— Written problem —
Without including any pictures, write out the listing below exactly.

— Figure content listings —
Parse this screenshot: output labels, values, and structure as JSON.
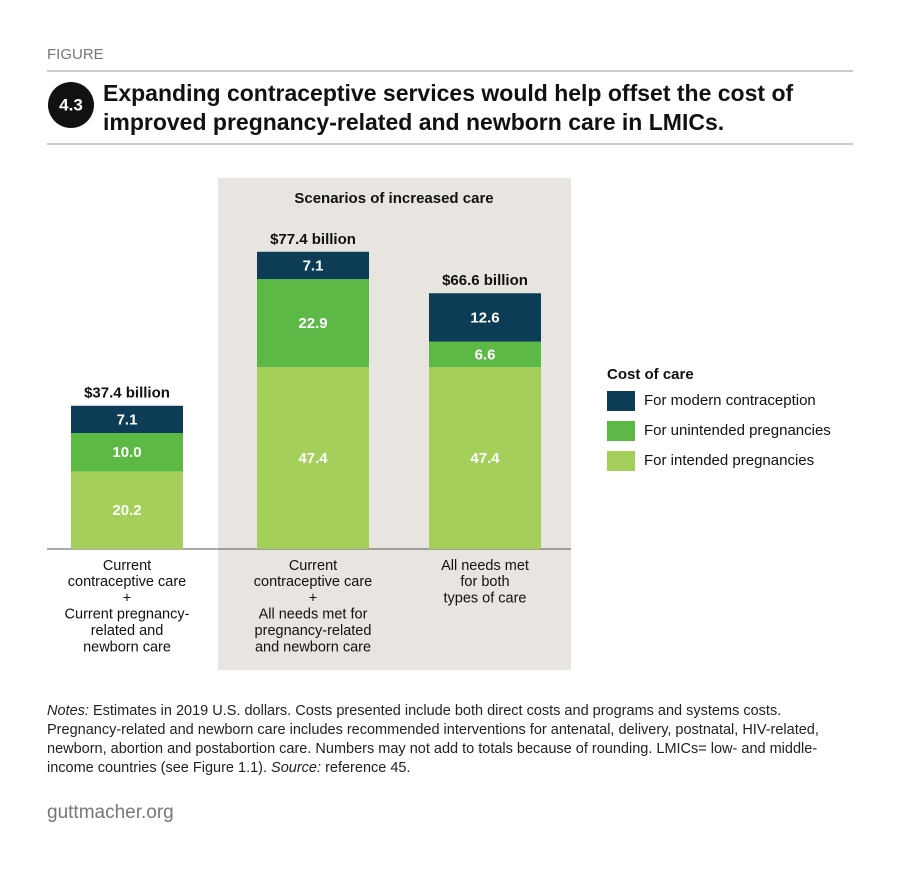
{
  "figure_label": "FIGURE",
  "figure_number": "4.3",
  "title": [
    "Expanding contraceptive services would help offset the cost of",
    "improved pregnancy-related and newborn care in LMICs."
  ],
  "chart_data": {
    "type": "stacked_bar",
    "panel_label": "Scenarios of increased care",
    "categories": [
      [
        "Current",
        "contraceptive care",
        "+",
        "Current pregnancy-",
        "related and",
        "newborn care"
      ],
      [
        "Current",
        "contraceptive care",
        "+",
        "All needs met for",
        "pregnancy-related",
        "and newborn care"
      ],
      [
        "All needs met",
        "for both",
        "types of care"
      ]
    ],
    "series": [
      {
        "name": "For intended pregnancies",
        "color": "#a3cf5a",
        "values": [
          20.2,
          47.4,
          47.4
        ]
      },
      {
        "name": "For unintended pregnancies",
        "color": "#5cb946",
        "values": [
          10.0,
          22.9,
          6.6
        ],
        "value_labels": [
          "10.0",
          "22.9",
          "6.6"
        ]
      },
      {
        "name": "For modern contraception",
        "color": "#0d3d56",
        "values": [
          7.1,
          7.1,
          12.6
        ]
      }
    ],
    "totals": {
      "values": [
        37.4,
        77.4,
        66.6
      ],
      "value_labels": [
        "$37.4 billion",
        "$77.4 billion",
        "$66.6 billion"
      ]
    },
    "legend_title": "Cost of care"
  },
  "notes": {
    "notes_label": "Notes:",
    "notes_text": "Estimates in 2019 U.S. dollars. Costs presented include both direct costs and programs and systems costs. Pregnancy-related and newborn care includes recommended interventions for antenatal, delivery, postnatal, HIV-related, newborn, abortion and postabortion care. Numbers may not add to totals because of rounding. LMICs= low- and middle-income countries (see Figure 1.1).",
    "source_label": "Source:",
    "source_text": "reference 45."
  },
  "footer": "guttmacher.org"
}
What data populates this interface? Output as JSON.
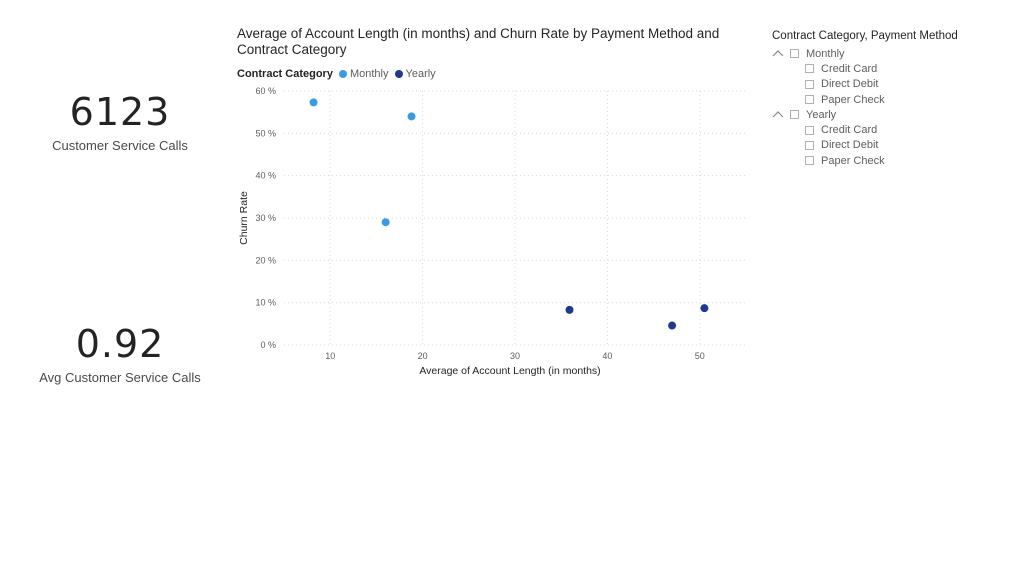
{
  "cards": {
    "calls": {
      "value": "6123",
      "label": "Customer Service Calls"
    },
    "avg": {
      "value": "0.92",
      "label": "Avg Customer Service Calls"
    }
  },
  "chart": {
    "title": "Average of Account Length (in months) and Churn Rate by Payment Method and Contract Category",
    "legend_title": "Contract Category",
    "colors": {
      "Monthly": "#3b9ae1",
      "Yearly": "#1f3a8a"
    }
  },
  "chart_data": {
    "type": "scatter",
    "title": "Average of Account Length (in months) and Churn Rate by Payment Method and Contract Category",
    "xlabel": "Average of Account Length (in months)",
    "ylabel": "Churn Rate",
    "xlim": [
      5,
      55
    ],
    "ylim": [
      0,
      60
    ],
    "x_ticks": [
      10,
      20,
      30,
      40,
      50
    ],
    "y_ticks": [
      0,
      10,
      20,
      30,
      40,
      50,
      60
    ],
    "y_tick_labels": [
      "0 %",
      "10 %",
      "20 %",
      "30 %",
      "40 %",
      "50 %",
      "60 %"
    ],
    "grid": true,
    "legend_position": "top-left",
    "series": [
      {
        "name": "Monthly",
        "points": [
          {
            "x": 8.2,
            "y": 57.3
          },
          {
            "x": 18.8,
            "y": 54.0
          },
          {
            "x": 16.0,
            "y": 29.0
          }
        ]
      },
      {
        "name": "Yearly",
        "points": [
          {
            "x": 35.9,
            "y": 8.3
          },
          {
            "x": 47.0,
            "y": 4.6
          },
          {
            "x": 50.5,
            "y": 8.7
          }
        ]
      }
    ]
  },
  "slicer": {
    "title": "Contract Category, Payment Method",
    "groups": [
      {
        "label": "Monthly",
        "items": [
          "Credit Card",
          "Direct Debit",
          "Paper Check"
        ]
      },
      {
        "label": "Yearly",
        "items": [
          "Credit Card",
          "Direct Debit",
          "Paper Check"
        ]
      }
    ]
  }
}
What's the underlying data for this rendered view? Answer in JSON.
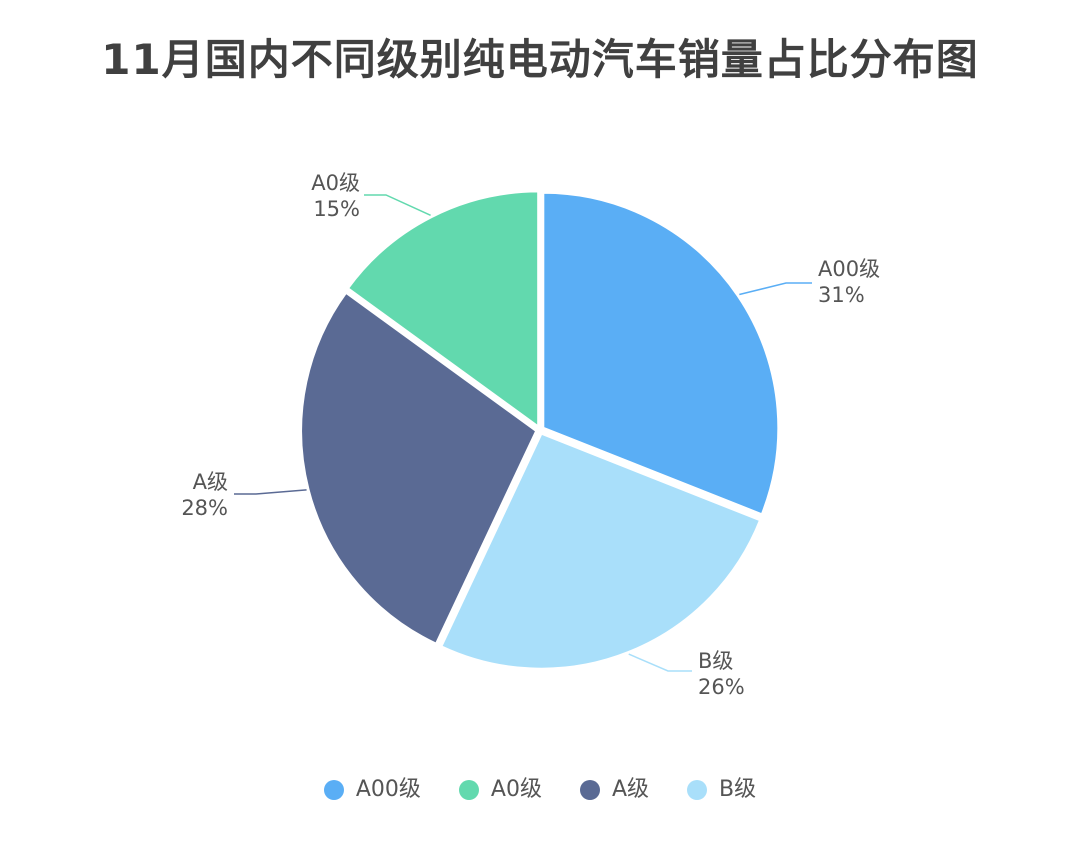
{
  "chart_data": {
    "type": "pie",
    "title": "11月国内不同级别纯电动汽车销量占比分布图",
    "slices": [
      {
        "label": "A00级",
        "value": 31,
        "value_label": "31%",
        "color": "#5AAEF5"
      },
      {
        "label": "B级",
        "value": 26,
        "value_label": "26%",
        "color": "#A9DFFA"
      },
      {
        "label": "A级",
        "value": 28,
        "value_label": "28%",
        "color": "#5A6A94"
      },
      {
        "label": "A0级",
        "value": 15,
        "value_label": "15%",
        "color": "#62D9AE"
      }
    ],
    "legend": {
      "position": "bottom",
      "items": [
        {
          "label": "A00级",
          "color": "#5AAEF5"
        },
        {
          "label": "A0级",
          "color": "#62D9AE"
        },
        {
          "label": "A级",
          "color": "#5A6A94"
        },
        {
          "label": "B级",
          "color": "#A9DFFA"
        }
      ]
    }
  }
}
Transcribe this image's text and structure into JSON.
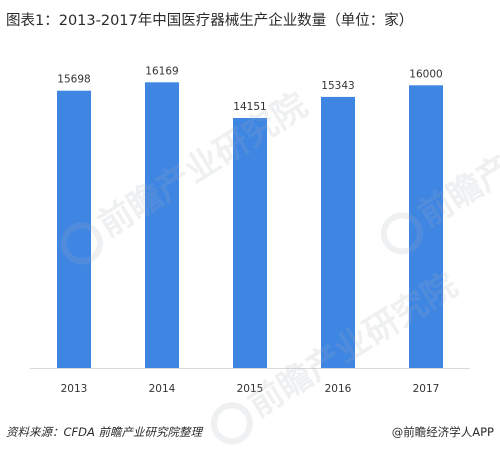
{
  "chart_data": {
    "type": "bar",
    "title": "图表1：2013-2017年中国医疗器械生产企业数量（单位：家）",
    "categories": [
      "2013",
      "2014",
      "2015",
      "2016",
      "2017"
    ],
    "values": [
      15698,
      16169,
      14151,
      15343,
      16000
    ],
    "xlabel": "",
    "ylabel": "",
    "ylim": [
      0,
      18000
    ],
    "grid": false,
    "legend": "none",
    "bar_color": "#3f86e3"
  },
  "footer": {
    "source": "资料来源：CFDA  前瞻产业研究院整理",
    "brand": "@前瞻经济学人APP"
  },
  "watermark": {
    "text": "前瞻产业研究院"
  }
}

— Answer to this problem —
Parse this screenshot: output labels, values, and structure as JSON.
{
  "figure_label": "FIGURE",
  "figure_number": "4.3",
  "title": [
    "Expanding contraceptive services would help offset the cost of",
    "improved pregnancy-related and newborn care in LMICs."
  ],
  "chart_data": {
    "type": "stacked_bar",
    "panel_label": "Scenarios of increased care",
    "categories": [
      [
        "Current",
        "contraceptive care",
        "+",
        "Current pregnancy-",
        "related and",
        "newborn care"
      ],
      [
        "Current",
        "contraceptive care",
        "+",
        "All needs met for",
        "pregnancy-related",
        "and newborn care"
      ],
      [
        "All needs met",
        "for both",
        "types of care"
      ]
    ],
    "series": [
      {
        "name": "For intended pregnancies",
        "color": "#a3cf5a",
        "values": [
          20.2,
          47.4,
          47.4
        ]
      },
      {
        "name": "For unintended pregnancies",
        "color": "#5cb946",
        "values": [
          10.0,
          22.9,
          6.6
        ],
        "value_labels": [
          "10.0",
          "22.9",
          "6.6"
        ]
      },
      {
        "name": "For modern contraception",
        "color": "#0d3d56",
        "values": [
          7.1,
          7.1,
          12.6
        ]
      }
    ],
    "totals": {
      "values": [
        37.4,
        77.4,
        66.6
      ],
      "value_labels": [
        "$37.4 billion",
        "$77.4 billion",
        "$66.6 billion"
      ]
    },
    "legend_title": "Cost of care"
  },
  "notes": {
    "notes_label": "Notes:",
    "notes_text": "Estimates in 2019 U.S. dollars. Costs presented include both direct costs and programs and systems costs. Pregnancy-related and newborn care includes recommended interventions for antenatal, delivery, postnatal, HIV-related, newborn, abortion and postabortion care. Numbers may not add to totals because of rounding. LMICs= low- and middle-income countries (see Figure 1.1).",
    "source_label": "Source:",
    "source_text": "reference 45."
  },
  "footer": "guttmacher.org"
}
What data populates this interface? Output as JSON.
{
  "cards": {
    "calls": {
      "value": "6123",
      "label": "Customer Service Calls"
    },
    "avg": {
      "value": "0.92",
      "label": "Avg Customer Service Calls"
    }
  },
  "chart": {
    "title": "Average of Account Length (in months) and Churn Rate by Payment Method and Contract Category",
    "legend_title": "Contract Category",
    "colors": {
      "Monthly": "#3b9ae1",
      "Yearly": "#1f3a8a"
    }
  },
  "chart_data": {
    "type": "scatter",
    "title": "Average of Account Length (in months) and Churn Rate by Payment Method and Contract Category",
    "xlabel": "Average of Account Length (in months)",
    "ylabel": "Churn Rate",
    "xlim": [
      5,
      55
    ],
    "ylim": [
      0,
      60
    ],
    "x_ticks": [
      10,
      20,
      30,
      40,
      50
    ],
    "y_ticks": [
      0,
      10,
      20,
      30,
      40,
      50,
      60
    ],
    "y_tick_labels": [
      "0 %",
      "10 %",
      "20 %",
      "30 %",
      "40 %",
      "50 %",
      "60 %"
    ],
    "grid": true,
    "legend_position": "top-left",
    "series": [
      {
        "name": "Monthly",
        "points": [
          {
            "x": 8.2,
            "y": 57.3
          },
          {
            "x": 18.8,
            "y": 54.0
          },
          {
            "x": 16.0,
            "y": 29.0
          }
        ]
      },
      {
        "name": "Yearly",
        "points": [
          {
            "x": 35.9,
            "y": 8.3
          },
          {
            "x": 47.0,
            "y": 4.6
          },
          {
            "x": 50.5,
            "y": 8.7
          }
        ]
      }
    ]
  },
  "slicer": {
    "title": "Contract Category, Payment Method",
    "groups": [
      {
        "label": "Monthly",
        "items": [
          "Credit Card",
          "Direct Debit",
          "Paper Check"
        ]
      },
      {
        "label": "Yearly",
        "items": [
          "Credit Card",
          "Direct Debit",
          "Paper Check"
        ]
      }
    ]
  }
}
What's the underlying data for this rendered view? Answer in JSON.
{
  "chart_data": {
    "type": "pie",
    "title": "11月国内不同级别纯电动汽车销量占比分布图",
    "slices": [
      {
        "label": "A00级",
        "value": 31,
        "value_label": "31%",
        "color": "#5AAEF5"
      },
      {
        "label": "B级",
        "value": 26,
        "value_label": "26%",
        "color": "#A9DFFA"
      },
      {
        "label": "A级",
        "value": 28,
        "value_label": "28%",
        "color": "#5A6A94"
      },
      {
        "label": "A0级",
        "value": 15,
        "value_label": "15%",
        "color": "#62D9AE"
      }
    ],
    "legend": {
      "position": "bottom",
      "items": [
        {
          "label": "A00级",
          "color": "#5AAEF5"
        },
        {
          "label": "A0级",
          "color": "#62D9AE"
        },
        {
          "label": "A级",
          "color": "#5A6A94"
        },
        {
          "label": "B级",
          "color": "#A9DFFA"
        }
      ]
    }
  }
}
Transcribe this image's text and structure into JSON.
{
  "chart_data": {
    "type": "bar",
    "title": "图表1：2013-2017年中国医疗器械生产企业数量（单位：家）",
    "categories": [
      "2013",
      "2014",
      "2015",
      "2016",
      "2017"
    ],
    "values": [
      15698,
      16169,
      14151,
      15343,
      16000
    ],
    "xlabel": "",
    "ylabel": "",
    "ylim": [
      0,
      18000
    ],
    "grid": false,
    "legend": "none",
    "bar_color": "#3f86e3"
  },
  "footer": {
    "source": "资料来源：CFDA  前瞻产业研究院整理",
    "brand": "@前瞻经济学人APP"
  },
  "watermark": {
    "text": "前瞻产业研究院"
  }
}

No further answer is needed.